Pick out the lines containing "this".
━━━ GIVEN RECORDS ━━━
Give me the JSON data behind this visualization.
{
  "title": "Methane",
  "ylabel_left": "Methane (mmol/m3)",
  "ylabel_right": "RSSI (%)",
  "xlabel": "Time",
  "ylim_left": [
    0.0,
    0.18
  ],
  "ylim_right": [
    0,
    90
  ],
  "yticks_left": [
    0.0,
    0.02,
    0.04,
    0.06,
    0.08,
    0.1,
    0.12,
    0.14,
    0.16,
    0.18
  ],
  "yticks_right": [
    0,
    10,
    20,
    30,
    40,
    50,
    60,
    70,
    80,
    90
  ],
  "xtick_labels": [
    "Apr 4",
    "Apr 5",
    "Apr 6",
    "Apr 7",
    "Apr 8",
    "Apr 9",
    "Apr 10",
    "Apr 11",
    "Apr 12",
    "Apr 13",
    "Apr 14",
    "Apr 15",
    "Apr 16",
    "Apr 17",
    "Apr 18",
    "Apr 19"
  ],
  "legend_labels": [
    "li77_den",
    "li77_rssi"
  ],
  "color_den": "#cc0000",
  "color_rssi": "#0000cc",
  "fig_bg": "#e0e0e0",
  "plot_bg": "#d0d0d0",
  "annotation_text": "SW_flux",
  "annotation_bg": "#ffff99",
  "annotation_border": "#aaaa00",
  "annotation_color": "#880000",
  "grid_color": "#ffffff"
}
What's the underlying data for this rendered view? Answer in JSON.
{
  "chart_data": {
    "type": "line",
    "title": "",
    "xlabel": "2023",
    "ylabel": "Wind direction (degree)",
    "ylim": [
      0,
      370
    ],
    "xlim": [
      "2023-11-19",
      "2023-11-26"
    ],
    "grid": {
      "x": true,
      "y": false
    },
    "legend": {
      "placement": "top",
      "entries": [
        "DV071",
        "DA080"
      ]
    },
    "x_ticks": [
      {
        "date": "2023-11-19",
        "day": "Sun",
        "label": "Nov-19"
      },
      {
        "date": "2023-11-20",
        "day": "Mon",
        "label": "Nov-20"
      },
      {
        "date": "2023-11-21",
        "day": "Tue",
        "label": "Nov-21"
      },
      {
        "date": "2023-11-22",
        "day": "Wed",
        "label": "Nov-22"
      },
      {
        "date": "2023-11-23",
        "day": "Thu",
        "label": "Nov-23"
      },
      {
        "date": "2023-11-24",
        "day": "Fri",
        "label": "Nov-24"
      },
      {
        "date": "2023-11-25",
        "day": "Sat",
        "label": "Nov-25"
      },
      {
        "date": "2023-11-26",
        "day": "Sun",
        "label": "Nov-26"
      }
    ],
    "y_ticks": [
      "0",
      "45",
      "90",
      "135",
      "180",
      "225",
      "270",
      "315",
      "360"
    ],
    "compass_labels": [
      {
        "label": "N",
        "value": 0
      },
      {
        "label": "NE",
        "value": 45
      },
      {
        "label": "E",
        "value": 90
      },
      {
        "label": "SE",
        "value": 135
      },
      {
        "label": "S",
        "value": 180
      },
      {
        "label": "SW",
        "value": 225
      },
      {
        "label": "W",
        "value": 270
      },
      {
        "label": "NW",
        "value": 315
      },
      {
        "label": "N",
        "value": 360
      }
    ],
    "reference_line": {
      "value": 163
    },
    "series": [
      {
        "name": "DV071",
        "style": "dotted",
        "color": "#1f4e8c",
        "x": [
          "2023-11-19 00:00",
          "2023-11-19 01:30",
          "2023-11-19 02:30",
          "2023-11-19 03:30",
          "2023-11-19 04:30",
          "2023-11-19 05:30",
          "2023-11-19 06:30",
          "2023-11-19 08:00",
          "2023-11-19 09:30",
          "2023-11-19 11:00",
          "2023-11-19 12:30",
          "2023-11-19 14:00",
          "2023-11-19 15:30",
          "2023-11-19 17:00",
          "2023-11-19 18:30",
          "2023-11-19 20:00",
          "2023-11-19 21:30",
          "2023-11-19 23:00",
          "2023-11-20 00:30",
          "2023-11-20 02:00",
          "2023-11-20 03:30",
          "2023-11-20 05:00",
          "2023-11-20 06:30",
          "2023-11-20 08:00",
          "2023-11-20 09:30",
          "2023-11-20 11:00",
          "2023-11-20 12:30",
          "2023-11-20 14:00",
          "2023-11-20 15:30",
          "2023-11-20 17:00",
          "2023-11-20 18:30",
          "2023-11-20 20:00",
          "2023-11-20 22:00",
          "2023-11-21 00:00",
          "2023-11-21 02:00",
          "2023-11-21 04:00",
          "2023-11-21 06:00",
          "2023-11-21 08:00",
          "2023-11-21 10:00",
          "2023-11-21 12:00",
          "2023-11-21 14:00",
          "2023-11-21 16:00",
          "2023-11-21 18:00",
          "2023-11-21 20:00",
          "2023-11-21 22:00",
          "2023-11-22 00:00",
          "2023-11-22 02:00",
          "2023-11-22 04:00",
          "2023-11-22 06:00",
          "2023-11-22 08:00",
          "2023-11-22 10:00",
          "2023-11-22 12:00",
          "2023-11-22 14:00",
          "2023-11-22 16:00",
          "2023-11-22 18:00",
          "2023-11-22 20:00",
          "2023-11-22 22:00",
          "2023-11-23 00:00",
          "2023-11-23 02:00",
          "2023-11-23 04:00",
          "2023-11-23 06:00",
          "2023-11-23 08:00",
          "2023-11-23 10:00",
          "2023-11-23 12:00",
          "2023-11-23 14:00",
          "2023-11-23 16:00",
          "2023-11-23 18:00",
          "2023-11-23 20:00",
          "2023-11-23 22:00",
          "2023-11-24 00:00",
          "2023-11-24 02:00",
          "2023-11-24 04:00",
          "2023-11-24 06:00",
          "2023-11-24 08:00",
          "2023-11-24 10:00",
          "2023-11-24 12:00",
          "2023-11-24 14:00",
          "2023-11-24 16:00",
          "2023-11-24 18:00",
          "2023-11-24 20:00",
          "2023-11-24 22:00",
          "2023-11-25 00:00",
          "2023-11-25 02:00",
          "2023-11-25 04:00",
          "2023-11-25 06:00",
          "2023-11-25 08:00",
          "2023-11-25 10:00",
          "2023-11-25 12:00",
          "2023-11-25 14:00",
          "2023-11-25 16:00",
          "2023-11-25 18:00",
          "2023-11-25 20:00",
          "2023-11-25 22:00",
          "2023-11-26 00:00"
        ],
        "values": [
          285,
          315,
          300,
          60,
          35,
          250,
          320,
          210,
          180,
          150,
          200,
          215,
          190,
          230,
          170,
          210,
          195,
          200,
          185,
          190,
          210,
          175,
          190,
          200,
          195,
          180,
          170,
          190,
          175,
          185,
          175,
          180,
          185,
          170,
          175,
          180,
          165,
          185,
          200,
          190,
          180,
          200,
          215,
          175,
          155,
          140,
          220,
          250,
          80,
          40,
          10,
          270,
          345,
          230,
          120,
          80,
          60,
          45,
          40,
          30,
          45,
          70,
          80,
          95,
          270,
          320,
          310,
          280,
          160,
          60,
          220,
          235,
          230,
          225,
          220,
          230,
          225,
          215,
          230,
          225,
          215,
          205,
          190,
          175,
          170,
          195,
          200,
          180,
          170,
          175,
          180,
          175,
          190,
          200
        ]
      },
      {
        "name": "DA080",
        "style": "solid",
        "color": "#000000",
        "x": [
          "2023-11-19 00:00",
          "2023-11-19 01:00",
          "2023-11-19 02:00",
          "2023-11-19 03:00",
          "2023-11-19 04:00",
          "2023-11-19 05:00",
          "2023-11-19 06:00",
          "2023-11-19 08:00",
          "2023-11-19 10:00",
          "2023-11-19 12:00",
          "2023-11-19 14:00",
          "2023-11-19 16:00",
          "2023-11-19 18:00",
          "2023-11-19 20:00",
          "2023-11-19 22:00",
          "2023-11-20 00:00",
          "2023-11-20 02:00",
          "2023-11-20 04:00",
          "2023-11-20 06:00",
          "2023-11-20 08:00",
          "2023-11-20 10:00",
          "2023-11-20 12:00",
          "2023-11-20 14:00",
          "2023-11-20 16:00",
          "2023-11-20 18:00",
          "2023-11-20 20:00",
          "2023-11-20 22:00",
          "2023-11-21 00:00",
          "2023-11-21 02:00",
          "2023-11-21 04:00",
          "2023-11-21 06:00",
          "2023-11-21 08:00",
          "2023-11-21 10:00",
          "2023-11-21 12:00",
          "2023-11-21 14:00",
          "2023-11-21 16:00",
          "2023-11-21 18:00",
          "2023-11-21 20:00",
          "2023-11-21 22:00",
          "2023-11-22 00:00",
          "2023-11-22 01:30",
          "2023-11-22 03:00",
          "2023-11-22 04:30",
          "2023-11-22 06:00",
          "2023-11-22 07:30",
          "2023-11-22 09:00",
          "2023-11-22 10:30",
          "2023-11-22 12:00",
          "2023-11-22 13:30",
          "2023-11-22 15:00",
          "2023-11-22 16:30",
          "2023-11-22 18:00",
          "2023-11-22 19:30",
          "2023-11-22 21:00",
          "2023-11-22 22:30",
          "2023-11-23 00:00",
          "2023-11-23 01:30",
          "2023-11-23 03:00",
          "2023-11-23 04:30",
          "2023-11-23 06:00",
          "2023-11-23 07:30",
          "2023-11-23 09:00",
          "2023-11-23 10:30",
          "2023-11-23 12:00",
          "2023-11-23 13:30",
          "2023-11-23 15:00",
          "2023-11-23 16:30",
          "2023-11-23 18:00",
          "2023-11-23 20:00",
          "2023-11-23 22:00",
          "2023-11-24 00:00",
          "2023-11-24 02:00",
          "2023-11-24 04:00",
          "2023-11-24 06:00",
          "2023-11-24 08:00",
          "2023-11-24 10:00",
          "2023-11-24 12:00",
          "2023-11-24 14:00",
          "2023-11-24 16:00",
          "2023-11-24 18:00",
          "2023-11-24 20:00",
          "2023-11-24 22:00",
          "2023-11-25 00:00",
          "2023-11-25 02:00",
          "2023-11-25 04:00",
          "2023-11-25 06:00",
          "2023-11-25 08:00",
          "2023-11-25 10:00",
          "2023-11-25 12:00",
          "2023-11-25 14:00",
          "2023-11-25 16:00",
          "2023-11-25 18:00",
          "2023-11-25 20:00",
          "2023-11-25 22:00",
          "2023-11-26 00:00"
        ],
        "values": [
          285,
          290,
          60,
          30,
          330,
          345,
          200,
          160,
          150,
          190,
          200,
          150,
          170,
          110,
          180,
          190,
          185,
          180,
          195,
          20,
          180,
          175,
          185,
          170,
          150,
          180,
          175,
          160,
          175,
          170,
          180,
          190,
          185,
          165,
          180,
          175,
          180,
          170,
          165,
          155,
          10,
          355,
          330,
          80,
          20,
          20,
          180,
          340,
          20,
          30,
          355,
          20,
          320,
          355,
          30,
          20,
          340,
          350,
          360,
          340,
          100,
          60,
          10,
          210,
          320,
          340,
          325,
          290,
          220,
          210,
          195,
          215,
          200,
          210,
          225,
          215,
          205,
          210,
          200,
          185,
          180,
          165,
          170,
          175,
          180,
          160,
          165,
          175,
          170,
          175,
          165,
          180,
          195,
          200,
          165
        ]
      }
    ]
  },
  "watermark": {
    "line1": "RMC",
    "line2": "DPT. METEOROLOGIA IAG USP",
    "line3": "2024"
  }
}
━━━
WRITTEN RESPONSE:
Give me the JSON data behind this visualization.
What's the underlying data for this rendered view? Answer in JSON.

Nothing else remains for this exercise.